=== DATA LISTING ===

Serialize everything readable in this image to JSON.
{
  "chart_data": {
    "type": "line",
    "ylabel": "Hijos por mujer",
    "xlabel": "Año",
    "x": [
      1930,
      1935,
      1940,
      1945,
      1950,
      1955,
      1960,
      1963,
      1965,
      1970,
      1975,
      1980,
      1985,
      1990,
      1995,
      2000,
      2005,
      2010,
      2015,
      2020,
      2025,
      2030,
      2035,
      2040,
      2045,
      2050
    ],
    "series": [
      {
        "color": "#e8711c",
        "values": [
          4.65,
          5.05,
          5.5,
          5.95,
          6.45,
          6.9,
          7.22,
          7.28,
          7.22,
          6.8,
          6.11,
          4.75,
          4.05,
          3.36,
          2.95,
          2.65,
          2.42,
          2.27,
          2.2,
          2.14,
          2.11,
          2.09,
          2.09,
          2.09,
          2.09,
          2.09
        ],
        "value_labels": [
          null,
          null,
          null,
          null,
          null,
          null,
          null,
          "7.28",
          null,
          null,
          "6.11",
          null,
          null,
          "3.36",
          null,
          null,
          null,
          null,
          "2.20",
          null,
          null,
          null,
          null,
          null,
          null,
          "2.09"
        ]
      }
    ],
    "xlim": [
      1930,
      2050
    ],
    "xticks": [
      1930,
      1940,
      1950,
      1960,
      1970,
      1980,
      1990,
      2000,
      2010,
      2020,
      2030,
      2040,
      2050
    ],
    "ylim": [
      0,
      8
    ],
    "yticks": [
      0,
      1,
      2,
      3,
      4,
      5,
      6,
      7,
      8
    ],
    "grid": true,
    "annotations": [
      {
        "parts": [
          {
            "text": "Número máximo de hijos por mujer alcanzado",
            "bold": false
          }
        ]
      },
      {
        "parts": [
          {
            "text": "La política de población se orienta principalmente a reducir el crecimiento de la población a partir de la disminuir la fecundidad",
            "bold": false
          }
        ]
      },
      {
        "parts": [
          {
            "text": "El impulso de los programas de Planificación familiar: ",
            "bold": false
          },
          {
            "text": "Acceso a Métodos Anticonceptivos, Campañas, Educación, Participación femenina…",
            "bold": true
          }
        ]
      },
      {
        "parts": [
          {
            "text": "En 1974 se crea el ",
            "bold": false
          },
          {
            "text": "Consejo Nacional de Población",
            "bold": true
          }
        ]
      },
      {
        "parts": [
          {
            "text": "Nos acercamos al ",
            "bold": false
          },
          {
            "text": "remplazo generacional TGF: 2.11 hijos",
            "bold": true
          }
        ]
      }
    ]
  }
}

===
=== DATA LISTING ===

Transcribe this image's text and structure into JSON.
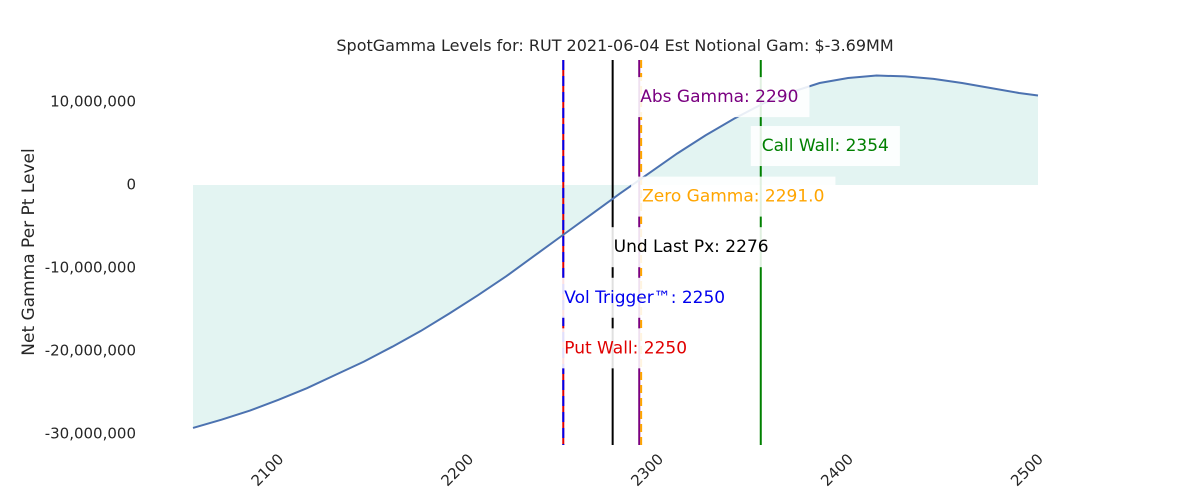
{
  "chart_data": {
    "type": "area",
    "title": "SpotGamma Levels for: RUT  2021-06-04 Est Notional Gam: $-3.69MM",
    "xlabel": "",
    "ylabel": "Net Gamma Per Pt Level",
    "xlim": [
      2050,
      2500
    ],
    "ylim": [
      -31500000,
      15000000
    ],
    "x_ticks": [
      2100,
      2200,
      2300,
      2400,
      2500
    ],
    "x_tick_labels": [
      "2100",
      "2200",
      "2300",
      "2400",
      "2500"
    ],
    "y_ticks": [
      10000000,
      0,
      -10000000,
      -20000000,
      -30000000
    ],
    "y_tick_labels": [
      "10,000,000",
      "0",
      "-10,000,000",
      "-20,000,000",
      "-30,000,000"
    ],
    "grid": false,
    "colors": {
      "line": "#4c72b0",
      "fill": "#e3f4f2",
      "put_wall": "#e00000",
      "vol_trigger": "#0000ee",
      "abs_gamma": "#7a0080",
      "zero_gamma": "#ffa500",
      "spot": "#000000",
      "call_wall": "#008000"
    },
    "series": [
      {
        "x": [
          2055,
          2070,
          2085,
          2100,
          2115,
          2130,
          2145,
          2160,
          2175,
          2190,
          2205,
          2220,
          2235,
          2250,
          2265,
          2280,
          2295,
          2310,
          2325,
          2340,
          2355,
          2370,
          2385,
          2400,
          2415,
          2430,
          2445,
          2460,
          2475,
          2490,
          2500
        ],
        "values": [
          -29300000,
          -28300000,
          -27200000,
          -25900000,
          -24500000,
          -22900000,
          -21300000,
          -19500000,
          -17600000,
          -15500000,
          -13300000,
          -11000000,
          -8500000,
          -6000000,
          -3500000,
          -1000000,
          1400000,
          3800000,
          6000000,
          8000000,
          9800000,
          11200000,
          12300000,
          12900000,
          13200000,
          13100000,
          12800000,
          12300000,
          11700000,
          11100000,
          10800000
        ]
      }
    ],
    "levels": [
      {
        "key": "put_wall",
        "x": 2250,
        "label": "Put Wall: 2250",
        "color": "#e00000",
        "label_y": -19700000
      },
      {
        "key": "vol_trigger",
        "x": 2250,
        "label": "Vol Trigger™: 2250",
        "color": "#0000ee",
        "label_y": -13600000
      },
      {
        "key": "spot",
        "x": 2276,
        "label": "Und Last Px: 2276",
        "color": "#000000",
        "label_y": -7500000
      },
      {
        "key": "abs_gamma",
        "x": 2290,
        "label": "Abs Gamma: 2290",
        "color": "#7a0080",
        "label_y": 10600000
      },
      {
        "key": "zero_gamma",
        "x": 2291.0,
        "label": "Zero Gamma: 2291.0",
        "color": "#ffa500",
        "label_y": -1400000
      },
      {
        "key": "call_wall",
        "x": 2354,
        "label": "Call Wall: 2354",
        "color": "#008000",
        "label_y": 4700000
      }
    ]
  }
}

===

**THE EXERCISE**: Where a line in the material contains "this", copy that line.

**WORKED SOLUTION**:
Serialize everything readable in this image to JSON.
Transcribe this image's text and structure into JSON.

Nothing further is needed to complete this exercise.